Collected data
◇ ◇ ◇ ◇
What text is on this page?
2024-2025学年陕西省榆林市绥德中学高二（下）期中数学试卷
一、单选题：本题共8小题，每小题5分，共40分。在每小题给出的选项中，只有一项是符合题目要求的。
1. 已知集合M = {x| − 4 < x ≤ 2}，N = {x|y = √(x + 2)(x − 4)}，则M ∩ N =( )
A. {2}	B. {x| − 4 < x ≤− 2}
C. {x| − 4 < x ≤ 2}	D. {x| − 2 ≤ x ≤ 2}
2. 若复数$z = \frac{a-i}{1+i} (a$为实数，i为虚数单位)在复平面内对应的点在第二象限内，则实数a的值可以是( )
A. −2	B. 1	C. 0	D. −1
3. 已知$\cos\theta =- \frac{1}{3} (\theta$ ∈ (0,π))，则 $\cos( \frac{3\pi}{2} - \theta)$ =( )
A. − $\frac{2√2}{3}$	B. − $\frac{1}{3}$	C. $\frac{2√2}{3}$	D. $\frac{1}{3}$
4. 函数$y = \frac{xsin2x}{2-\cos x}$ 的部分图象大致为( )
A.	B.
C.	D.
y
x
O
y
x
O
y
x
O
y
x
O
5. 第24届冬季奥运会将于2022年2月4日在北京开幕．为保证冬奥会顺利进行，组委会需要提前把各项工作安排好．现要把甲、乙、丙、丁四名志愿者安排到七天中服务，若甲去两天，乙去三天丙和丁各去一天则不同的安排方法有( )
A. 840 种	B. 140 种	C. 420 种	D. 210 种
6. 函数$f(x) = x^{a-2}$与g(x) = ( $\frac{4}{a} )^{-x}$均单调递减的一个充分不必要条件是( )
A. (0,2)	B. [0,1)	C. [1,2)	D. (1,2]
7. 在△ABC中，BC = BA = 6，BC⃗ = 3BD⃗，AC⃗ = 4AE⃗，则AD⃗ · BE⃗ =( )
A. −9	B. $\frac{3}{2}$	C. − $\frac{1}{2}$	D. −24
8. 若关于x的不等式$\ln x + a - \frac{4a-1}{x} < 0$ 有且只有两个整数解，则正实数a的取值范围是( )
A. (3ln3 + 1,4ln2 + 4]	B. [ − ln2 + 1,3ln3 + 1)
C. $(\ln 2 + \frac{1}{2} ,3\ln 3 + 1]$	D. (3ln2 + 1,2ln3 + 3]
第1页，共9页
◇ ◇ ◇ ◇
■ TASK DETAILS ■
Above are records; say how many of their lines contain the word "frac", giving only the number.

■ COMPLETE OUTPUT ■
8